╭─ Brano estratto

Questo è già presente oggi, tutto quello che facciamo in rete può essere infatti mappato e controllato (piattaforme come Klout misurano proprio la nostra influenza nel web), ed anche le aziende incominciano a tenere in considerazione queste statistiche per scegliere chi assumere.

L’occasione per riflettere su questi temi cruciali è stato il seminario di Unife organizzato dal ricercatore del Dipartimento di Economia e management Fulvio Fortezza che si è tenuto ieri, al Polo degli Adelardi. Protagonista Rudy Bandiera, notissimo blogger ferrarese, ai vertici delle classifiche di vendita con il suo volume “Rischi e opportunità del Web 3.0″ e socio fondatore di NetPropaganda con l’amico Riccardo Scandellari. L’incontro, aperto a studenti e alla comunità, aveva l’obiettivo di stimolare il ragionamento su alcune cosiddette “tematiche di frontiera” inerenti al mondo della comunicazione nell’era digitale, analizzando chi già padroneggia questo settore e come questo si svilupperà e andrà a consolidarsi nel (ormai vicinissimo) futuro.

Obbligata una prima introduzione sull’avvento di tale sistema, una rivoluzione tecnologica che ha visto i suoi albori negli anni ’70 con le prime diffusioni dei computer e che si è affermata solamente nella metà degli anni ’90, nel bel mezzo della bolla speculativa che ha comportato la crisi del settore tecnologico. Un aspetto, quest’ultimo, che Bandiera contestualizza nei nostri giorni, definendo l’attuale problematica situazione non come mera crisi, ma un “cambiamento necessario che sarà destinato a terminare e consolidarsi, come la storia ci insegna”.

Facendo poi una carrellata quindi dei principali colossi, rinominati in questo caso veri e propri “ecosistemi”, che rispondono al nome Apple, Microsoft, Facebook, Amazon e Google, è emerso come tali aziende che oggi sono incontrastate dominatrici dello scenario globale, in principio non furono altro che semplici visioni nate perlopiù in garage, frutti di idee sulla carta semplici e scontate ma che, messe in pratica, hanno contribuito a cambiare il nostro stile di vita, il nostro modo di concepire il mondo, il nostro essere.
Tutto questo per introdurre il fine ultimo del seminario, la consapevolezza cioè che la tecnologia si sta evolvendo sotto i nostri occhi in tempi e modi che ci paiono essere degni della più utopica fantascienza; che in realtà siamo proprio noi stessi a comportare tali cambiamenti, agendo in prima persona nelle dinamiche del web.

╰─

Esercizio scritto A:
Ricopia dal brano sul seminario dedicato al web la parte che parte da "Facendo poi una" e termina con "il nostro essere.".

╭─ I dati

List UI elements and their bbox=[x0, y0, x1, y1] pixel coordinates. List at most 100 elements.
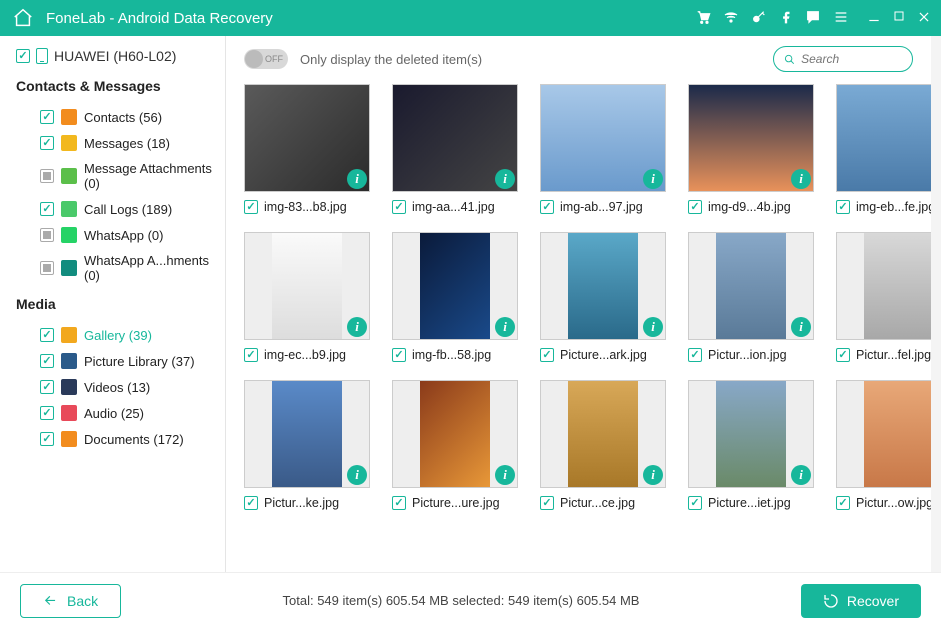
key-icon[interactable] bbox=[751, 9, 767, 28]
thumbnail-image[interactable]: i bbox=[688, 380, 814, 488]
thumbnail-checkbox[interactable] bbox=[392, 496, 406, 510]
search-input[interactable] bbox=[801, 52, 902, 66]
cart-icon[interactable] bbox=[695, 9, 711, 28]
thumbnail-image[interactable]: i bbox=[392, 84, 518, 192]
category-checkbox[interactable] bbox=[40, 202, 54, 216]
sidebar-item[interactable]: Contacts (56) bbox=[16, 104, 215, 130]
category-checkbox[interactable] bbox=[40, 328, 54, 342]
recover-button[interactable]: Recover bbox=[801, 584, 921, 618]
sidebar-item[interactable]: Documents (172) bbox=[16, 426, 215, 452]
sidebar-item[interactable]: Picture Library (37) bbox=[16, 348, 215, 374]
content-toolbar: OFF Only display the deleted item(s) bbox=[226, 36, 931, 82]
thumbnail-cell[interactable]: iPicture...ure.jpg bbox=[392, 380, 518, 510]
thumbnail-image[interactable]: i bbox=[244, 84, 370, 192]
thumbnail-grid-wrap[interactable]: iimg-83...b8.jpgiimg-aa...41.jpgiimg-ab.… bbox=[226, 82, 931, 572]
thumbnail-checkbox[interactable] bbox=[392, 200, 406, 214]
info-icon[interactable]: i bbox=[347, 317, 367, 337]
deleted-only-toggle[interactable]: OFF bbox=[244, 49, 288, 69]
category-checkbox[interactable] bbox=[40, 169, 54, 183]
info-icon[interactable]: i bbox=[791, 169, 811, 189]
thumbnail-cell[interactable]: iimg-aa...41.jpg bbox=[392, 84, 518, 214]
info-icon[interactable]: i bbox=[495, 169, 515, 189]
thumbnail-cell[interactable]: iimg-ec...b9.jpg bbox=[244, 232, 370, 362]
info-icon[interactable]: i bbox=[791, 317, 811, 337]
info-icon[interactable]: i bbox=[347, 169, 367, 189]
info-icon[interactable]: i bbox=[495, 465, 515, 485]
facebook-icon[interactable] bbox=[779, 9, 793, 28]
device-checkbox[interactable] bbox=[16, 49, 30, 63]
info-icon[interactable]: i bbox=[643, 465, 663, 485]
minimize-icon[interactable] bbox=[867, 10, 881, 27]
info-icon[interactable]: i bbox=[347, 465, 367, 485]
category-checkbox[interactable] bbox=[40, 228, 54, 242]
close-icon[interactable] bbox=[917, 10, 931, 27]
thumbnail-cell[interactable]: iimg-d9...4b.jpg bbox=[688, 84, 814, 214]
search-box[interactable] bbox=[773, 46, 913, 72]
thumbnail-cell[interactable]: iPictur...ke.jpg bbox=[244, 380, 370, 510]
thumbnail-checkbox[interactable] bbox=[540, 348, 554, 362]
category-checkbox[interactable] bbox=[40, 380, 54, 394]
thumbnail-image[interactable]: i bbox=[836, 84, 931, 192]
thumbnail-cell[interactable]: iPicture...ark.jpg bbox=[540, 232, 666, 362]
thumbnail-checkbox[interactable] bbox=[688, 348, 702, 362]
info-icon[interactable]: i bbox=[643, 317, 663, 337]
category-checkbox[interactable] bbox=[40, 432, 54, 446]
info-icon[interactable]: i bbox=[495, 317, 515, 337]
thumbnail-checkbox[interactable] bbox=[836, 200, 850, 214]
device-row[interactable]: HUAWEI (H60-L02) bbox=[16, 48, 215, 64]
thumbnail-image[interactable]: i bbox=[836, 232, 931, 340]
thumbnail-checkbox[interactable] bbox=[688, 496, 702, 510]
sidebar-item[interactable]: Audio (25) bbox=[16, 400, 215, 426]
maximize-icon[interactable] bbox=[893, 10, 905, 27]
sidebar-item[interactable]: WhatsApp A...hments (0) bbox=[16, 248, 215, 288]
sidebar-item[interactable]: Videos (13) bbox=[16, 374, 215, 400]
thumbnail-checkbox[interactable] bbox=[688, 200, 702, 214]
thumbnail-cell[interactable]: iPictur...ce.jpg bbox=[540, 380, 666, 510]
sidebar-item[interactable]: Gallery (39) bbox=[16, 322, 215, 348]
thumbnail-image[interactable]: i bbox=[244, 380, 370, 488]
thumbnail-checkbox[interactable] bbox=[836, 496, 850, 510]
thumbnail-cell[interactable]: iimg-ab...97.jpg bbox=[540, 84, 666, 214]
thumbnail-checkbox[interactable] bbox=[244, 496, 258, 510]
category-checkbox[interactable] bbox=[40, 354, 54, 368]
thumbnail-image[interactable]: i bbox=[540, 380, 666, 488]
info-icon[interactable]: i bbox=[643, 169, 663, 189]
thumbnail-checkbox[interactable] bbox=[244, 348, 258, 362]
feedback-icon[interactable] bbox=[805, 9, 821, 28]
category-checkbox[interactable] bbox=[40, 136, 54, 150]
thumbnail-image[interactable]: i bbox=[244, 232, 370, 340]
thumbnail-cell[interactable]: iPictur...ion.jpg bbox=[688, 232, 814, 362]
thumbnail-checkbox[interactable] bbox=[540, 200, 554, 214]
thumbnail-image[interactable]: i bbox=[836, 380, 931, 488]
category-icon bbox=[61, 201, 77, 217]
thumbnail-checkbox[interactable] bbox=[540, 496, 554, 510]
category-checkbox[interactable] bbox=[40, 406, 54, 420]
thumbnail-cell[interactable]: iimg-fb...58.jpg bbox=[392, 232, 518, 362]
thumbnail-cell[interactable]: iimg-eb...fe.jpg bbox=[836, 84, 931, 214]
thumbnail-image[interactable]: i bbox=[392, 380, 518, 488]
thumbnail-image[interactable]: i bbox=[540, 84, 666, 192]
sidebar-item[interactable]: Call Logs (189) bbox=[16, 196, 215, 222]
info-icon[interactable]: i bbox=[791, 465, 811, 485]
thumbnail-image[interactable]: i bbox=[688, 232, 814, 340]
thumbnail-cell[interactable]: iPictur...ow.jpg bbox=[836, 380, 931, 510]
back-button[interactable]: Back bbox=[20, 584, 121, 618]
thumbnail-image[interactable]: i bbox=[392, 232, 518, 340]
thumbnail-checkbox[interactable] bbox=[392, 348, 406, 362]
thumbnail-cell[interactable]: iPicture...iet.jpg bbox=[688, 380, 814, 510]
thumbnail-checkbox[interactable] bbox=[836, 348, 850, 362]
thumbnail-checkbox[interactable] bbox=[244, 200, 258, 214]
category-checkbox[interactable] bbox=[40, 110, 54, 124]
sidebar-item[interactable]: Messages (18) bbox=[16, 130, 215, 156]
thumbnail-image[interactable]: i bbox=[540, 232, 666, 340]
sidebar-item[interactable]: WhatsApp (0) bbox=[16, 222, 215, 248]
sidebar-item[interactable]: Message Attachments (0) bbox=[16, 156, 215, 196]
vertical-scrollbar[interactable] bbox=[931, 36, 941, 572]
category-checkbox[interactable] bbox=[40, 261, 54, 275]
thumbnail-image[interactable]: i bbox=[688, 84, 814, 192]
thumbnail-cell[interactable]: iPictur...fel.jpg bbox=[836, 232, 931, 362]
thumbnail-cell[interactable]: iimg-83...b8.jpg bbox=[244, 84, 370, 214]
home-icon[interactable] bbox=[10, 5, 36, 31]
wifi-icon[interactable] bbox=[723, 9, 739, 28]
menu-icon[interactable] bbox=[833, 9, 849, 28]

╰─

Esercizio scritto B:
Trasforma in un elenco numerato le righe del listato a partire da quella che contiene "key-icon[interactable] bbox=[751, 9, 767, 28]" e fino a quella che contiene "facebook-icon[interactable] bbox=[779, 9, 793, 28]", entrambe incluse, tralasciando le righe vuote.

Risposta attesa A:
Facendo poi una carrellata quindi dei principali colossi, rinominati in questo caso veri e propri “ecosistemi”, che rispondono al nome Apple, Microsoft, Facebook, Amazon e Google, è emerso come tali aziende che oggi sono incontrastate dominatrici dello scenario globale, in principio non furono altro che semplici visioni nate perlopiù in garage, frutti di idee sulla carta semplici e scontate ma che, messe in pratica, hanno contribuito a cambiare il nostro stile di vita, il nostro modo di concepire il mondo, il nostro essere.

Risposta attesa B:
1. key-icon[interactable] bbox=[751, 9, 767, 28]
2. thumbnail-image[interactable]: i bbox=[688, 380, 814, 488]
3. thumbnail-checkbox[interactable] bbox=[392, 496, 406, 510]
4. search-input[interactable] bbox=[801, 52, 902, 66]
5. cart-icon[interactable] bbox=[695, 9, 711, 28]
6. thumbnail-image[interactable]: i bbox=[392, 84, 518, 192]
7. category-checkbox[interactable] bbox=[40, 202, 54, 216]
8. sidebar-item[interactable]: Contacts (56) bbox=[16, 104, 215, 130]
9. category-checkbox[interactable] bbox=[40, 328, 54, 342]
10. recover-button[interactable]: Recover bbox=[801, 584, 921, 618]
11. sidebar-item[interactable]: Documents (172) bbox=[16, 426, 215, 452]
12. sidebar-item[interactable]: Picture Library (37) bbox=[16, 348, 215, 374]
13. content-toolbar: OFF Only display the deleted item(s) bbox=[226, 36, 931, 82]
14. thumbnail-cell[interactable]: iPicture...ure.jpg bbox=[392, 380, 518, 510]
15. thumbnail-image[interactable]: i bbox=[244, 84, 370, 192]
16. thumbnail-grid-wrap[interactable]: iimg-83...b8.jpgiimg-aa...41.jpgiimg-ab.… bbox=[226, 82, 931, 572]
17. thumbnail-checkbox[interactable] bbox=[392, 200, 406, 214]
18. info-icon[interactable]: i bbox=[347, 317, 367, 337]
19. deleted-only-toggle[interactable]: OFF bbox=[244, 49, 288, 69]
20. category-checkbox[interactable] bbox=[40, 169, 54, 183]
21. info-icon[interactable]: i bbox=[791, 169, 811, 189]
22. thumbnail-cell[interactable]: iimg-aa...41.jpg bbox=[392, 84, 518, 214]
23. info-icon[interactable]: i bbox=[495, 169, 515, 189]
24. thumbnail-cell[interactable]: iimg-ec...b9.jpg bbox=[244, 232, 370, 362]
25. info-icon[interactable]: i bbox=[791, 317, 811, 337]
26. info-icon[interactable]: i bbox=[347, 169, 367, 189]
27. info-icon[interactable]: i bbox=[495, 465, 515, 485]
28. facebook-icon[interactable] bbox=[779, 9, 793, 28]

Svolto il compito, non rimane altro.